### Aim of the exercise
Count how many lines hold the string "title". Answer with that number and nothing more.
%%
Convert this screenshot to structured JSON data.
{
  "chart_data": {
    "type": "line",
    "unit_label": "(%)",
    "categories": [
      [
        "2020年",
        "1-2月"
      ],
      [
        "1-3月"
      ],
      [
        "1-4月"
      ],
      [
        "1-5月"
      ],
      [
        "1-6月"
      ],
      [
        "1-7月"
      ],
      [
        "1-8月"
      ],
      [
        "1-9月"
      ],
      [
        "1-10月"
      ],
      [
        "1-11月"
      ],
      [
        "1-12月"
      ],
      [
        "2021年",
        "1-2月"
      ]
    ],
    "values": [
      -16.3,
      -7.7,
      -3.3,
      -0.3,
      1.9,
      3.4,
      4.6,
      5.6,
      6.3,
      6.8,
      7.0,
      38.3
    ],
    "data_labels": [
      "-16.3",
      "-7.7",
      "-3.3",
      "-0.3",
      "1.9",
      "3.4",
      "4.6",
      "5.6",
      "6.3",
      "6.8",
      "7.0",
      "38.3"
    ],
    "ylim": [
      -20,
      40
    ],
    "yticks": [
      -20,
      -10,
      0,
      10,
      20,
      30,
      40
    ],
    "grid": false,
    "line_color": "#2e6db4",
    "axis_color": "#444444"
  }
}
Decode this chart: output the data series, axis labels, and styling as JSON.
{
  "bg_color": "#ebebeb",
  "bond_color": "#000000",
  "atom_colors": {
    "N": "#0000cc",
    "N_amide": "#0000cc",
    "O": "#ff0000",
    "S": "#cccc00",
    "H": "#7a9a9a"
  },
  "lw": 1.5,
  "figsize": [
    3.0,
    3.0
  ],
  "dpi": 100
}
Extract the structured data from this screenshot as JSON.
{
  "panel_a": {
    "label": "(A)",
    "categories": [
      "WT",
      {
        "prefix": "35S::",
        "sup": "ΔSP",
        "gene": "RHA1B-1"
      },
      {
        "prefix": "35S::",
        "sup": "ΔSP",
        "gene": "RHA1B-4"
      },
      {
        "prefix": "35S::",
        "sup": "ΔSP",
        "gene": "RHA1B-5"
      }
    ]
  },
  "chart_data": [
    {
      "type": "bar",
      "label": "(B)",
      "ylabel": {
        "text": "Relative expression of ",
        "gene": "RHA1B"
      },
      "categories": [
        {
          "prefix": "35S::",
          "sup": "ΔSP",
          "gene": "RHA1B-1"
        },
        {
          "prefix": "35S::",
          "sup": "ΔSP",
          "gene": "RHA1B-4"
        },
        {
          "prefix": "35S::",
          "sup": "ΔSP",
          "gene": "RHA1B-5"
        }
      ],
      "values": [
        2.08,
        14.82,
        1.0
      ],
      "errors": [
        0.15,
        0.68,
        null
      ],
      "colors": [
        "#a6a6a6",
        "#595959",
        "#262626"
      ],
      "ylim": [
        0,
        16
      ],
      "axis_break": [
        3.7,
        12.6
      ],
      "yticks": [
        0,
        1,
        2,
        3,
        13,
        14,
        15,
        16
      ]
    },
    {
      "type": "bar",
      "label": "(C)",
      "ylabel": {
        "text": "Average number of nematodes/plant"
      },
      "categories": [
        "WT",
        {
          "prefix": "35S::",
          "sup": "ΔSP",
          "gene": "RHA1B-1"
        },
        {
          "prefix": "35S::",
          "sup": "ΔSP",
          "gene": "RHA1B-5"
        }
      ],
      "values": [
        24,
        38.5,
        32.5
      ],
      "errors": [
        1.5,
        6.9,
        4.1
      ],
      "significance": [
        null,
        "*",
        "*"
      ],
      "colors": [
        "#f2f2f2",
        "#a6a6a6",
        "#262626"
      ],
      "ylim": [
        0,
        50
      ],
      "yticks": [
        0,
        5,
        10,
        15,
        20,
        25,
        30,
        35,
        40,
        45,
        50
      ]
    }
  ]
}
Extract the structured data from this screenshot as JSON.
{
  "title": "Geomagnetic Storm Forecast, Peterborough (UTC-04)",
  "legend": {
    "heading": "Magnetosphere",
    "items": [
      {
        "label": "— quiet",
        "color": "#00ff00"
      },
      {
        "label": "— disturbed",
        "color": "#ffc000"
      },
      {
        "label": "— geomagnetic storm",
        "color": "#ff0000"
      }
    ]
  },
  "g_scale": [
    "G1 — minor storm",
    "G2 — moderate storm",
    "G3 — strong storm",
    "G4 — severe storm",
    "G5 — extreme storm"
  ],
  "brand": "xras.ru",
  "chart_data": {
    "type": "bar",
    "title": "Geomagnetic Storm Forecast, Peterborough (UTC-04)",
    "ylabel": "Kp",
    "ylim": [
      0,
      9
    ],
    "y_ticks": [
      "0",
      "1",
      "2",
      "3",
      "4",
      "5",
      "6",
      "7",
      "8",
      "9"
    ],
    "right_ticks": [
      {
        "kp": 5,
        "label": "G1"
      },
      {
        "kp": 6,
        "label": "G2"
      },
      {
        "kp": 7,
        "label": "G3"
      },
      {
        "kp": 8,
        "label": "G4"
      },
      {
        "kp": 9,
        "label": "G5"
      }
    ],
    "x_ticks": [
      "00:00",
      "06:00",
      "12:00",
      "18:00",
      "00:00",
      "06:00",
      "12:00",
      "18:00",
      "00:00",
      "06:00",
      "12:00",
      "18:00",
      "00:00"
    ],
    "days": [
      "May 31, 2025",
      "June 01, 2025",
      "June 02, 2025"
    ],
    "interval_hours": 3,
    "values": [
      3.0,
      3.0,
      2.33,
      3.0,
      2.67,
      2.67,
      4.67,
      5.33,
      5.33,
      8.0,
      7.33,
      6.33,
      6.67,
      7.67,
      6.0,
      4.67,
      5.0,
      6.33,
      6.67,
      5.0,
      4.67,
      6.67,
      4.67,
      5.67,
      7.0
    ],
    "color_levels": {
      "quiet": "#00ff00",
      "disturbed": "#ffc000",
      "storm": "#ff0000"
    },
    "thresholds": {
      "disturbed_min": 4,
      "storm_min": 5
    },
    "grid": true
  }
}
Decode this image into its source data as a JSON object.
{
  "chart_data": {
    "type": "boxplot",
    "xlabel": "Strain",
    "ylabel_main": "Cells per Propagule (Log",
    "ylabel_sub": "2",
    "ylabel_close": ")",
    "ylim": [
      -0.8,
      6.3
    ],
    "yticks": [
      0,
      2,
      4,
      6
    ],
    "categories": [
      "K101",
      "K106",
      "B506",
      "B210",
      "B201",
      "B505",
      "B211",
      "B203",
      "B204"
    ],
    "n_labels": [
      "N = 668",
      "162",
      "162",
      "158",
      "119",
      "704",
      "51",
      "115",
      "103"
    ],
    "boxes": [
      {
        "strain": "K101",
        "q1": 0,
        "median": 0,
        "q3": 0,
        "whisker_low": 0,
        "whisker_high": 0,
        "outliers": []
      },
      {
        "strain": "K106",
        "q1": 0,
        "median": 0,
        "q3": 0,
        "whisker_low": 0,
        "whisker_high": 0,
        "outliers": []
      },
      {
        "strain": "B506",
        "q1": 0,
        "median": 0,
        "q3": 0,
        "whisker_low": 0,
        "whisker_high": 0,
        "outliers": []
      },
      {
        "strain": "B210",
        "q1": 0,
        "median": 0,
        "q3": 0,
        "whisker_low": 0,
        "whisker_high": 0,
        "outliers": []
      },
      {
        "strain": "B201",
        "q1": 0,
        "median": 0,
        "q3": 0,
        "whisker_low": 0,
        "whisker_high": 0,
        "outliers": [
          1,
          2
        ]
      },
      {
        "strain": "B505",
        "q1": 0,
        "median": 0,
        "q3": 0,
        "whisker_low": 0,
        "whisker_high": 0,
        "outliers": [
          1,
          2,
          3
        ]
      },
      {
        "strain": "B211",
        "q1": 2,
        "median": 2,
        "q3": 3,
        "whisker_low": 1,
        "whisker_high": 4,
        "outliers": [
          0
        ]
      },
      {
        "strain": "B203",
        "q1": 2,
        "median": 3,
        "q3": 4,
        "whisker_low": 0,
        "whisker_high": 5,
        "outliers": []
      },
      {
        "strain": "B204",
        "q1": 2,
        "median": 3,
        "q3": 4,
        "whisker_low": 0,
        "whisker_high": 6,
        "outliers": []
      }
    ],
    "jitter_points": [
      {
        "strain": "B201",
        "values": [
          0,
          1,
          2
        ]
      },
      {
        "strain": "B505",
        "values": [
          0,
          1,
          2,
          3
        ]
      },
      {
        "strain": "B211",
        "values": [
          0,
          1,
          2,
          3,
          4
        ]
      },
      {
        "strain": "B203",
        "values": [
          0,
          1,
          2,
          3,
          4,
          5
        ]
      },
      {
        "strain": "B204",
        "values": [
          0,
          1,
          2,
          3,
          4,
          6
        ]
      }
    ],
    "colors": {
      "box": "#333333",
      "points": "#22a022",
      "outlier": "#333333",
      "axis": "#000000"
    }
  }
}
%%
### Result for this exercise
2